### AIM OF THE EXERCISE
Extract every line that includes the string "value".

## Begin

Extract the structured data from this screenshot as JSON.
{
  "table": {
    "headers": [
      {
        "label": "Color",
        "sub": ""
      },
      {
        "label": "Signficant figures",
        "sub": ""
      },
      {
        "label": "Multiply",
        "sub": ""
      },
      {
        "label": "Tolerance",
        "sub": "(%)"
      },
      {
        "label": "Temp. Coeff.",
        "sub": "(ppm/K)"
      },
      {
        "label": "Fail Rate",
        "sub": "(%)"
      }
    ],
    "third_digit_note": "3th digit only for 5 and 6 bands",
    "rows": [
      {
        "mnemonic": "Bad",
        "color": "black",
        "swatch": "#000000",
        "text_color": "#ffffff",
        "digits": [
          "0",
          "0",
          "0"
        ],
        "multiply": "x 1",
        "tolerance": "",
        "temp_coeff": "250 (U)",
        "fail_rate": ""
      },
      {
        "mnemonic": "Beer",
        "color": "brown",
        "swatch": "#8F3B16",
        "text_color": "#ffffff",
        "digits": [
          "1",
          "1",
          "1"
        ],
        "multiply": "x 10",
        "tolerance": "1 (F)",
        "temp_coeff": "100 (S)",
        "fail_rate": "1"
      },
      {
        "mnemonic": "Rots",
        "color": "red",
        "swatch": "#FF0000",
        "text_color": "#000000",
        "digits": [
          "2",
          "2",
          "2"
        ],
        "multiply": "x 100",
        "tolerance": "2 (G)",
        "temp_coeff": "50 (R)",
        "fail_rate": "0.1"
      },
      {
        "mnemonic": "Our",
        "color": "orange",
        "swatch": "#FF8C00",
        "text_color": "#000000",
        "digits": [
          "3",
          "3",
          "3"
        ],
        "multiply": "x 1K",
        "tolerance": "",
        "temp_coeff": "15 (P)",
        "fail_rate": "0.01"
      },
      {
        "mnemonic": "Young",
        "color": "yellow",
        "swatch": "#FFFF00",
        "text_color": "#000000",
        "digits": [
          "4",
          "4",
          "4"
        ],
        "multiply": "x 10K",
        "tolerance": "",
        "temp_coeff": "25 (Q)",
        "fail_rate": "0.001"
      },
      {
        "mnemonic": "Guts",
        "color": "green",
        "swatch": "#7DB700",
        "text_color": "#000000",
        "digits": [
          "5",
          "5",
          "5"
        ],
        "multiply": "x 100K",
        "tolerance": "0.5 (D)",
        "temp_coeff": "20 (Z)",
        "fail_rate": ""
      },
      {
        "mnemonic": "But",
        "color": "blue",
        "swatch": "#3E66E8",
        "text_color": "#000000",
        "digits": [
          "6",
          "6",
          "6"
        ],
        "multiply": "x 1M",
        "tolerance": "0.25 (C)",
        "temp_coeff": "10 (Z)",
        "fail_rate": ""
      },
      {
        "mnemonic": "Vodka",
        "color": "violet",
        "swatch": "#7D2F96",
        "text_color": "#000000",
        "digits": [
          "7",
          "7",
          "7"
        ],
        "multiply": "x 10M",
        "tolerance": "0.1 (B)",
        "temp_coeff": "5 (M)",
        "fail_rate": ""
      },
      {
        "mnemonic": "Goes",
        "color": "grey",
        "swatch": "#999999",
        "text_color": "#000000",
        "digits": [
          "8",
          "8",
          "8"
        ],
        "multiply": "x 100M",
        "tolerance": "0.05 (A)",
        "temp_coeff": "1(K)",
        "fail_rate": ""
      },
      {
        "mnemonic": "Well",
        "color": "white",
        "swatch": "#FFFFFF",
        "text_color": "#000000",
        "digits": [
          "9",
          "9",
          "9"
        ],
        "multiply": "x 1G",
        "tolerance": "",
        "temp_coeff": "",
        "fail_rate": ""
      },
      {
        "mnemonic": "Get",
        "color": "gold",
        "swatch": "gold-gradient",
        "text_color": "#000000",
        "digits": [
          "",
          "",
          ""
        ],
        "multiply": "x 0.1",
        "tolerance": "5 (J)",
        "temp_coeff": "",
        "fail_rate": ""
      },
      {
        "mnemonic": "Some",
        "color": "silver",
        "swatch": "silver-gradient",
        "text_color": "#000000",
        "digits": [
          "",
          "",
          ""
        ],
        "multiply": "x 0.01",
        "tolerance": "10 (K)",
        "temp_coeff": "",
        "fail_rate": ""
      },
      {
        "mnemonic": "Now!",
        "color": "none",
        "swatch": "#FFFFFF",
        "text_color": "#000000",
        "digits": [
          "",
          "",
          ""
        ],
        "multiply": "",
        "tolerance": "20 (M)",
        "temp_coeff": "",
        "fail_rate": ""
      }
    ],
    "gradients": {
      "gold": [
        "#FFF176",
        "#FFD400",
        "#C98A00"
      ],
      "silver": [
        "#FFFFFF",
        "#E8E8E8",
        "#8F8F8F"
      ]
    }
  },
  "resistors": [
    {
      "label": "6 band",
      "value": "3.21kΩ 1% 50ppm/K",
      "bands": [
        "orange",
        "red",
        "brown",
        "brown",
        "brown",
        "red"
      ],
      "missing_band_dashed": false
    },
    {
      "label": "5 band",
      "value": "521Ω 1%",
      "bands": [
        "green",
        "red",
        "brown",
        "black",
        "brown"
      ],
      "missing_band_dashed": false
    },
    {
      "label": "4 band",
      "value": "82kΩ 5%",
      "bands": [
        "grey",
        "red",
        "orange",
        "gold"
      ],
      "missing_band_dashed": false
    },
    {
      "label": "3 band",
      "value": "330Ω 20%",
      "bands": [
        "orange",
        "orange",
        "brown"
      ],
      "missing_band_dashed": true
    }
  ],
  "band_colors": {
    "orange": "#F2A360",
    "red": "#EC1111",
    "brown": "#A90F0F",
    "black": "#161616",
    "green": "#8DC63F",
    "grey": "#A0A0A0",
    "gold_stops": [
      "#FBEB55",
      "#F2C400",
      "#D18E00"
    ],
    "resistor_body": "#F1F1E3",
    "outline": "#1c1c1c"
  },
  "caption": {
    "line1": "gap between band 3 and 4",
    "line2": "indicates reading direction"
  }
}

## End

### THE RESPONSE
      "value": "3.21kΩ 1% 50ppm/K",
      "value": "521Ω 1%",
      "value": "82kΩ 5%",
      "value": "330Ω 20%",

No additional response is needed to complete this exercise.